> **Task goal**
Retype the material below word for word, and leave out the picture.

****

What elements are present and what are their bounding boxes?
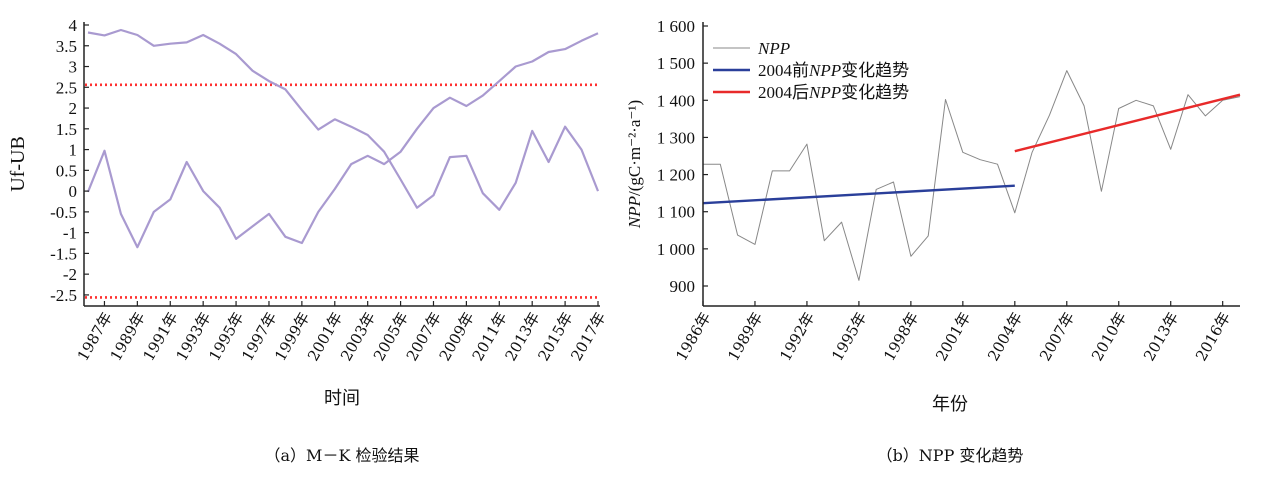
- series-line-0: [703, 70, 1241, 281]
- figure-caption-a: （a）M－K 检验结果: [265, 446, 420, 465]
- x-tick-label: 2007年: [1036, 309, 1078, 364]
- figure-caption-b: （b）NPP 变化趋势: [877, 446, 1024, 465]
- y-tick-label: -1.5: [50, 244, 77, 263]
- y-tick-label: -2.5: [50, 286, 77, 305]
- y-tick-label: 900: [670, 277, 696, 296]
- x-tick-label: 1986年: [672, 309, 714, 364]
- y-axis-title-units: /(gC·m⁻²·a⁻¹): [625, 100, 644, 196]
- legend-label-2: 2004后NPP变化趋势: [758, 83, 909, 102]
- y-tick-label: 1 100: [657, 203, 695, 222]
- x-tick-label: 2016年: [1192, 309, 1234, 364]
- y-tick-label: 1 500: [657, 54, 695, 73]
- legend-label-1: 2004前NPP变化趋势: [758, 61, 909, 80]
- series-line-2: [1014, 93, 1241, 153]
- x-tick-label: 2013年: [1140, 309, 1182, 364]
- y-tick-label: 1.5: [56, 120, 77, 139]
- y-tick-label: 1: [69, 141, 78, 160]
- y-tick-label: 0: [69, 182, 78, 201]
- legend-label-0: NPP: [757, 39, 790, 58]
- chart-npp-trend: 1 600 1 500 1 400 1 300 1 200 1 100 1 000 900 1…: [625, 17, 1241, 465]
- x-axis-title: 年份: [932, 394, 968, 415]
- y-tick-label: 3.5: [56, 37, 77, 56]
- y-tick-label: -1: [63, 224, 77, 243]
- x-axis-title: 时间: [324, 388, 360, 409]
- y-tick-label: 3: [69, 58, 78, 77]
- x-tick-label: 2001年: [932, 309, 974, 364]
- y-axis-title: NPP/(gC·m⁻²·a⁻¹): [625, 100, 644, 229]
- x-tick-label: 1992年: [776, 309, 818, 364]
- series-line-1: [702, 184, 1015, 205]
- y-axis-title: Uf-UB: [7, 136, 29, 192]
- y-tick-label: 2: [69, 99, 78, 118]
- y-tick-label: -0.5: [50, 203, 77, 222]
- legend: NPP 2004前NPP变化趋势 2004后NPP变化趋势: [713, 39, 909, 102]
- y-ticks: 4 3.5 32.5 2 1.5 10.5 0 -0.5 -1-1.5 -2 -2.5: [50, 16, 89, 305]
- x-tick-label: 1998年: [880, 309, 922, 364]
- y-axis-title-italic: NPP: [625, 196, 644, 229]
- y-tick-label: -2: [63, 265, 77, 284]
- y-ticks: 1 600 1 500 1 400 1 300 1 200 1 100 1 000 900: [657, 17, 708, 296]
- x-tick-label: 2004年: [984, 309, 1026, 364]
- series-line-0: [87, 28, 600, 211]
- y-tick-label: 1 600: [657, 17, 695, 36]
- reference-lines: [85, 83, 600, 299]
- x-tick-label: 1995年: [828, 309, 870, 364]
- x-tick-label: 2010年: [1088, 309, 1130, 364]
- y-tick-label: 1 300: [657, 128, 695, 147]
- series-lines: [702, 70, 1241, 281]
- y-tick-label: 1 400: [657, 91, 695, 110]
- x-ticks: 1986年 1989年 1992年 1995年 1998年 2001年 2004年 2007年…: [672, 301, 1234, 364]
- y-tick-label: 1 200: [657, 166, 695, 185]
- chart-mk-test: 4 3.5 32.5 2 1.5 10.5 0 -0.5 -1-1.5 -2 -2.5 1987年1…: [7, 16, 609, 465]
- y-tick-label: 2.5: [56, 78, 77, 97]
- x-tick-label: 1989年: [724, 309, 766, 364]
- y-tick-label: 0.5: [56, 161, 77, 180]
- y-tick-label: 4: [69, 16, 78, 35]
- y-tick-label: 1 000: [657, 240, 695, 259]
- x-ticks: 1987年1989年1991年1993年1995年1997年1999年2001年…: [74, 301, 609, 364]
- series-line-1: [86, 32, 599, 249]
- series-lines: [86, 28, 600, 249]
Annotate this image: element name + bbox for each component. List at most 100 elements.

****

> **Response**
What elements are present and what are their bounding boxes?
- series-line-0: [703, 70, 1241, 281]
- figure-caption-a: （a）M－K 检验结果: [265, 446, 420, 465]
- x-tick-label: 2007年: [1036, 309, 1078, 364]
- figure-caption-b: （b）NPP 变化趋势: [877, 446, 1024, 465]
- y-tick-label: -1.5: [50, 244, 77, 263]
- y-tick-label: -2.5: [50, 286, 77, 305]
- y-tick-label: 900: [670, 277, 696, 296]
- x-tick-label: 1986年: [672, 309, 714, 364]
- y-axis-title-units: /(gC·m⁻²·a⁻¹): [625, 100, 644, 196]
- legend-label-2: 2004后NPP变化趋势: [758, 83, 909, 102]
- y-tick-label: 1 100: [657, 203, 695, 222]
- x-tick-label: 2016年: [1192, 309, 1234, 364]
- y-tick-label: 1 500: [657, 54, 695, 73]
- legend-label-1: 2004前NPP变化趋势: [758, 61, 909, 80]
- series-line-2: [1014, 93, 1241, 153]
- x-tick-label: 2013年: [1140, 309, 1182, 364]
- y-tick-label: 1.5: [56, 120, 77, 139]
- y-tick-label: 1: [69, 141, 78, 160]
- y-tick-label: 0: [69, 182, 78, 201]
- legend-label-0: NPP: [757, 39, 790, 58]
- chart-npp-trend: 1 600 1 500 1 400 1 300 1 200 1 100 1 000 900 1…: [625, 17, 1241, 465]
- x-axis-title: 年份: [932, 394, 968, 415]
- y-tick-label: 3.5: [56, 37, 77, 56]
- y-tick-label: -1: [63, 224, 77, 243]
- x-axis-title: 时间: [324, 388, 360, 409]
- y-tick-label: 3: [69, 58, 78, 77]
- x-tick-label: 2001年: [932, 309, 974, 364]
- y-axis-title: NPP/(gC·m⁻²·a⁻¹): [625, 100, 644, 229]
- x-tick-label: 1992年: [776, 309, 818, 364]
- series-line-1: [702, 184, 1015, 205]
- y-axis-title: Uf-UB: [7, 136, 29, 192]
- y-tick-label: 2: [69, 99, 78, 118]
- y-tick-label: -0.5: [50, 203, 77, 222]
- legend: NPP 2004前NPP变化趋势 2004后NPP变化趋势: [713, 39, 909, 102]
- y-ticks: 4 3.5 32.5 2 1.5 10.5 0 -0.5 -1-1.5 -2 -2.5: [50, 16, 89, 305]
- x-tick-label: 1998年: [880, 309, 922, 364]
- y-axis-title-italic: NPP: [625, 196, 644, 229]
- y-tick-label: -2: [63, 265, 77, 284]
- y-ticks: 1 600 1 500 1 400 1 300 1 200 1 100 1 000 900: [657, 17, 708, 296]
- x-tick-label: 2004年: [984, 309, 1026, 364]
- series-line-0: [87, 28, 600, 211]
- y-tick-label: 1 600: [657, 17, 695, 36]
- reference-lines: [85, 83, 600, 299]
- x-tick-label: 1995年: [828, 309, 870, 364]
- x-tick-label: 2010年: [1088, 309, 1130, 364]
- y-tick-label: 1 300: [657, 128, 695, 147]
- series-lines: [702, 70, 1241, 281]
- y-tick-label: 1 400: [657, 91, 695, 110]
- x-ticks: 1986年 1989年 1992年 1995年 1998年 2001年 2004年 2007年…: [672, 301, 1234, 364]
- y-tick-label: 1 200: [657, 166, 695, 185]
- chart-mk-test: 4 3.5 32.5 2 1.5 10.5 0 -0.5 -1-1.5 -2 -2.5 1987年1…: [7, 16, 609, 465]
- y-tick-label: 2.5: [56, 78, 77, 97]
- x-tick-label: 1989年: [724, 309, 766, 364]
- y-tick-label: 0.5: [56, 161, 77, 180]
- y-tick-label: 4: [69, 16, 78, 35]
- y-tick-label: 1 000: [657, 240, 695, 259]
- x-ticks: 1987年1989年1991年1993年1995年1997年1999年2001年…: [74, 301, 609, 364]
- series-line-1: [86, 32, 599, 249]
- series-lines: [86, 28, 600, 249]
Annotate this image: element name + bbox for each component. List at most 100 elements.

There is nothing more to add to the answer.